>> START

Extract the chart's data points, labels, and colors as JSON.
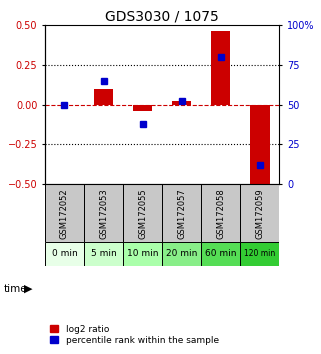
{
  "title": "GDS3030 / 1075",
  "samples": [
    "GSM172052",
    "GSM172053",
    "GSM172055",
    "GSM172057",
    "GSM172058",
    "GSM172059"
  ],
  "time_labels": [
    "0 min",
    "5 min",
    "10 min",
    "20 min",
    "60 min",
    "120 min"
  ],
  "log2_ratio": [
    0.0,
    0.1,
    -0.04,
    0.02,
    0.46,
    -0.5
  ],
  "percentile_rank": [
    50,
    65,
    38,
    52,
    80,
    12
  ],
  "ylim_left": [
    -0.5,
    0.5
  ],
  "ylim_right": [
    0,
    100
  ],
  "yticks_left": [
    -0.5,
    -0.25,
    0,
    0.25,
    0.5
  ],
  "yticks_right": [
    0,
    25,
    50,
    75,
    100
  ],
  "ytick_labels_right": [
    "0",
    "25",
    "50",
    "75",
    "100%"
  ],
  "bar_color_red": "#cc0000",
  "bar_color_blue": "#0000cc",
  "hline_color": "#cc0000",
  "dotted_color": "#000000",
  "bg_color": "#ffffff",
  "cell_bg_gray": "#c8c8c8",
  "time_bg_colors": [
    "#e8ffe8",
    "#ccffcc",
    "#aaffaa",
    "#88ee88",
    "#55dd55",
    "#33cc33"
  ],
  "bar_width": 0.5,
  "title_fontsize": 10,
  "tick_fontsize": 7,
  "label_fontsize": 7
}
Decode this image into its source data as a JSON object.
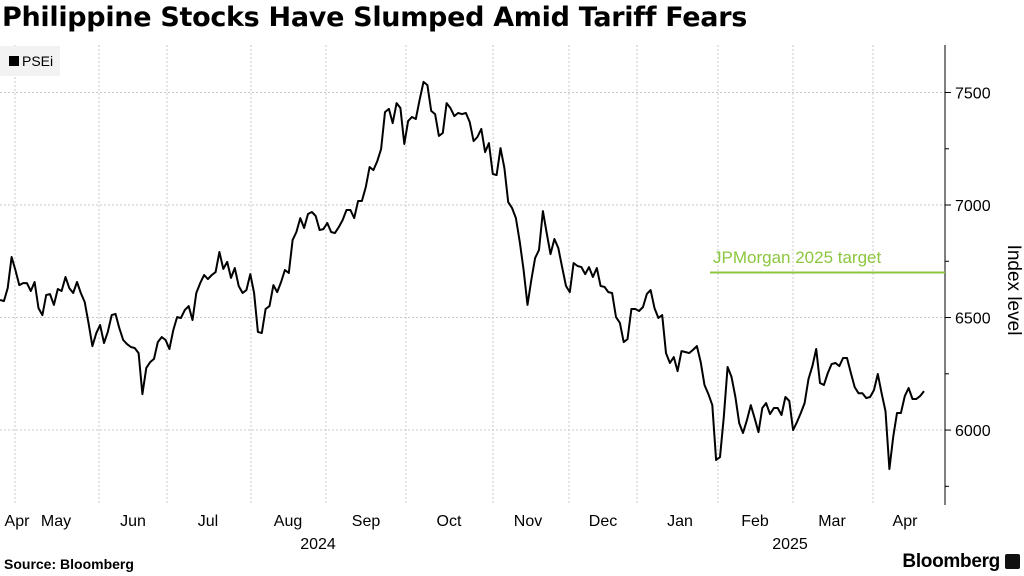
{
  "title": "Philippine Stocks Have Slumped Amid Tariff Fears",
  "source": "Source: Bloomberg",
  "logo": "Bloomberg",
  "chart_data": {
    "type": "line",
    "title": "Philippine Stocks Have Slumped Amid Tariff Fears",
    "xlabel": "",
    "ylabel": "Index level",
    "ylim": [
      5667,
      7711
    ],
    "yticks": [
      "6000",
      "6500",
      "7000",
      "7500"
    ],
    "ytick_values": [
      6000,
      6500,
      7000,
      7500
    ],
    "minor_ytick_values": [
      5750,
      6250,
      6750,
      7250
    ],
    "grid": true,
    "legend_placement": "top-left",
    "x_range": "Apr 2024 - Apr 2025 (daily)",
    "month_labels": [
      "Apr",
      "May",
      "Jun",
      "Jul",
      "Aug",
      "Sep",
      "Oct",
      "Nov",
      "Dec",
      "Jan",
      "Feb",
      "Mar",
      "Apr"
    ],
    "year_labels": [
      "2024",
      "2025"
    ],
    "series": [
      {
        "name": "PSEi",
        "color": "#000000",
        "values": [
          6578,
          6573,
          6631,
          6769,
          6711,
          6644,
          6653,
          6653,
          6618,
          6658,
          6542,
          6511,
          6600,
          6604,
          6556,
          6627,
          6618,
          6680,
          6631,
          6609,
          6658,
          6609,
          6569,
          6476,
          6373,
          6431,
          6467,
          6387,
          6436,
          6511,
          6516,
          6453,
          6400,
          6382,
          6369,
          6364,
          6342,
          6160,
          6276,
          6302,
          6316,
          6391,
          6413,
          6400,
          6360,
          6444,
          6502,
          6498,
          6533,
          6551,
          6489,
          6609,
          6653,
          6689,
          6671,
          6689,
          6702,
          6791,
          6716,
          6747,
          6676,
          6720,
          6640,
          6609,
          6622,
          6693,
          6609,
          6436,
          6431,
          6538,
          6551,
          6644,
          6613,
          6658,
          6711,
          6698,
          6844,
          6880,
          6942,
          6898,
          6960,
          6969,
          6951,
          6889,
          6893,
          6920,
          6880,
          6875,
          6902,
          6933,
          6978,
          6978,
          6942,
          7018,
          7018,
          7080,
          7169,
          7155,
          7195,
          7249,
          7413,
          7427,
          7364,
          7453,
          7431,
          7271,
          7373,
          7391,
          7382,
          7467,
          7547,
          7533,
          7418,
          7404,
          7307,
          7320,
          7453,
          7431,
          7395,
          7409,
          7404,
          7409,
          7369,
          7284,
          7302,
          7338,
          7235,
          7275,
          7138,
          7133,
          7253,
          7164,
          7013,
          6987,
          6942,
          6835,
          6711,
          6556,
          6667,
          6764,
          6800,
          6973,
          6875,
          6782,
          6849,
          6809,
          6724,
          6640,
          6613,
          6742,
          6729,
          6724,
          6693,
          6724,
          6680,
          6720,
          6640,
          6636,
          6613,
          6609,
          6502,
          6476,
          6391,
          6404,
          6538,
          6538,
          6529,
          6547,
          6604,
          6622,
          6542,
          6498,
          6511,
          6342,
          6298,
          6324,
          6262,
          6351,
          6347,
          6342,
          6356,
          6373,
          6302,
          6200,
          6160,
          6111,
          5867,
          5880,
          6058,
          6280,
          6236,
          6147,
          6031,
          5987,
          6044,
          6111,
          6053,
          5991,
          6098,
          6120,
          6071,
          6098,
          6098,
          6067,
          6147,
          6129,
          6000,
          6036,
          6076,
          6120,
          6227,
          6284,
          6360,
          6209,
          6200,
          6253,
          6293,
          6298,
          6284,
          6320,
          6320,
          6253,
          6191,
          6164,
          6164,
          6142,
          6147,
          6178,
          6249,
          6164,
          6084,
          5827,
          5969,
          6076,
          6076,
          6151,
          6187,
          6138,
          6138,
          6151,
          6173
        ]
      }
    ],
    "annotations": [
      {
        "label": "JPMorgan 2025 target",
        "value": 6700,
        "color": "#8cc63f",
        "start": "late Jan 2025"
      }
    ]
  }
}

>> END

■ Exercise prompt
Retype the whole listing exactly and leave the pictures out.

■ Full output
Extract the chart's data points, labels, and colors as JSON.
{
  "title": "GDS3030 / 1075",
  "samples": [
    "GSM172052",
    "GSM172053",
    "GSM172055",
    "GSM172057",
    "GSM172058",
    "GSM172059"
  ],
  "time_labels": [
    "0 min",
    "5 min",
    "10 min",
    "20 min",
    "60 min",
    "120 min"
  ],
  "log2_ratio": [
    0.0,
    0.1,
    -0.04,
    0.02,
    0.46,
    -0.5
  ],
  "percentile_rank": [
    50,
    65,
    38,
    52,
    80,
    12
  ],
  "ylim_left": [
    -0.5,
    0.5
  ],
  "ylim_right": [
    0,
    100
  ],
  "yticks_left": [
    -0.5,
    -0.25,
    0,
    0.25,
    0.5
  ],
  "yticks_right": [
    0,
    25,
    50,
    75,
    100
  ],
  "ytick_labels_right": [
    "0",
    "25",
    "50",
    "75",
    "100%"
  ],
  "bar_color_red": "#cc0000",
  "bar_color_blue": "#0000cc",
  "hline_color": "#cc0000",
  "dotted_color": "#000000",
  "bg_color": "#ffffff",
  "cell_bg_gray": "#c8c8c8",
  "time_bg_colors": [
    "#e8ffe8",
    "#ccffcc",
    "#aaffaa",
    "#88ee88",
    "#55dd55",
    "#33cc33"
  ],
  "bar_width": 0.5,
  "title_fontsize": 10,
  "tick_fontsize": 7,
  "label_fontsize": 7
}
Decode this image into its source data as a JSON object.
{
  "title": "Philippine Stocks Have Slumped Amid Tariff Fears",
  "source": "Source: Bloomberg",
  "logo": "Bloomberg",
  "chart_data": {
    "type": "line",
    "title": "Philippine Stocks Have Slumped Amid Tariff Fears",
    "xlabel": "",
    "ylabel": "Index level",
    "ylim": [
      5667,
      7711
    ],
    "yticks": [
      "6000",
      "6500",
      "7000",
      "7500"
    ],
    "ytick_values": [
      6000,
      6500,
      7000,
      7500
    ],
    "minor_ytick_values": [
      5750,
      6250,
      6750,
      7250
    ],
    "grid": true,
    "legend_placement": "top-left",
    "x_range": "Apr 2024 - Apr 2025 (daily)",
    "month_labels": [
      "Apr",
      "May",
      "Jun",
      "Jul",
      "Aug",
      "Sep",
      "Oct",
      "Nov",
      "Dec",
      "Jan",
      "Feb",
      "Mar",
      "Apr"
    ],
    "year_labels": [
      "2024",
      "2025"
    ],
    "series": [
      {
        "name": "PSEi",
        "color": "#000000",
        "values": [
          6578,
          6573,
          6631,
          6769,
          6711,
          6644,
          6653,
          6653,
          6618,
          6658,
          6542,
          6511,
          6600,
          6604,
          6556,
          6627,
          6618,
          6680,
          6631,
          6609,
          6658,
          6609,
          6569,
          6476,
          6373,
          6431,
          6467,
          6387,
          6436,
          6511,
          6516,
          6453,
          6400,
          6382,
          6369,
          6364,
          6342,
          6160,
          6276,
          6302,
          6316,
          6391,
          6413,
          6400,
          6360,
          6444,
          6502,
          6498,
          6533,
          6551,
          6489,
          6609,
          6653,
          6689,
          6671,
          6689,
          6702,
          6791,
          6716,
          6747,
          6676,
          6720,
          6640,
          6609,
          6622,
          6693,
          6609,
          6436,
          6431,
          6538,
          6551,
          6644,
          6613,
          6658,
          6711,
          6698,
          6844,
          6880,
          6942,
          6898,
          6960,
          6969,
          6951,
          6889,
          6893,
          6920,
          6880,
          6875,
          6902,
          6933,
          6978,
          6978,
          6942,
          7018,
          7018,
          7080,
          7169,
          7155,
          7195,
          7249,
          7413,
          7427,
          7364,
          7453,
          7431,
          7271,
          7373,
          7391,
          7382,
          7467,
          7547,
          7533,
          7418,
          7404,
          7307,
          7320,
          7453,
          7431,
          7395,
          7409,
          7404,
          7409,
          7369,
          7284,
          7302,
          7338,
          7235,
          7275,
          7138,
          7133,
          7253,
          7164,
          7013,
          6987,
          6942,
          6835,
          6711,
          6556,
          6667,
          6764,
          6800,
          6973,
          6875,
          6782,
          6849,
          6809,
          6724,
          6640,
          6613,
          6742,
          6729,
          6724,
          6693,
          6724,
          6680,
          6720,
          6640,
          6636,
          6613,
          6609,
          6502,
          6476,
          6391,
          6404,
          6538,
          6538,
          6529,
          6547,
          6604,
          6622,
          6542,
          6498,
          6511,
          6342,
          6298,
          6324,
          6262,
          6351,
          6347,
          6342,
          6356,
          6373,
          6302,
          6200,
          6160,
          6111,
          5867,
          5880,
          6058,
          6280,
          6236,
          6147,
          6031,
          5987,
          6044,
          6111,
          6053,
          5991,
          6098,
          6120,
          6071,
          6098,
          6098,
          6067,
          6147,
          6129,
          6000,
          6036,
          6076,
          6120,
          6227,
          6284,
          6360,
          6209,
          6200,
          6253,
          6293,
          6298,
          6284,
          6320,
          6320,
          6253,
          6191,
          6164,
          6164,
          6142,
          6147,
          6178,
          6249,
          6164,
          6084,
          5827,
          5969,
          6076,
          6076,
          6151,
          6187,
          6138,
          6138,
          6151,
          6173
        ]
      }
    ],
    "annotations": [
      {
        "label": "JPMorgan 2025 target",
        "value": 6700,
        "color": "#8cc63f",
        "start": "late Jan 2025"
      }
    ]
  }
}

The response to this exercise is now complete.